Without altering anything, output the material below.

━━━━

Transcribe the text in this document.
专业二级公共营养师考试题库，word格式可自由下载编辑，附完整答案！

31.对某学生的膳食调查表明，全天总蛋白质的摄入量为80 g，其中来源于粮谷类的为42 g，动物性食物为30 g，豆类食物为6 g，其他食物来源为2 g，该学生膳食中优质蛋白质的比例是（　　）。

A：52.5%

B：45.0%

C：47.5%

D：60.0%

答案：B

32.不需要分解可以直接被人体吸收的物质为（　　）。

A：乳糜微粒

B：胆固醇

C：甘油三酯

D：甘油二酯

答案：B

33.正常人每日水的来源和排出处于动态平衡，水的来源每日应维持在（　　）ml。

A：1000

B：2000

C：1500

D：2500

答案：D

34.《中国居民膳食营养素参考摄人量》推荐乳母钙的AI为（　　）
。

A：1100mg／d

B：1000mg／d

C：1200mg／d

━━━━

## TASK SOLUTION
Transcribe the text in this document.
专业二级公共营养师考试题库，word格式可自由下载编辑，附完整答案！

31.对某学生的膳食调查表明，全天总蛋白质的摄入量为80 g，其中来源于粮谷类的为42 g，动物性食物为30 g，豆类食物为6 g，其他食物来源为2 g，该学生膳食中优质蛋白质的比例是（　　）。

A：52.5%

B：45.0%

C：47.5%

D：60.0%

答案：B

32.不需要分解可以直接被人体吸收的物质为（　　）。

A：乳糜微粒

B：胆固醇

C：甘油三酯

D：甘油二酯

答案：B

33.正常人每日水的来源和排出处于动态平衡，水的来源每日应维持在（　　）ml。

A：1000

B：2000

C：1500

D：2500

答案：D

34.《中国居民膳食营养素参考摄人量》推荐乳母钙的AI为（　　）
。

A：1100mg／d

B：1000mg／d

C：1200mg／d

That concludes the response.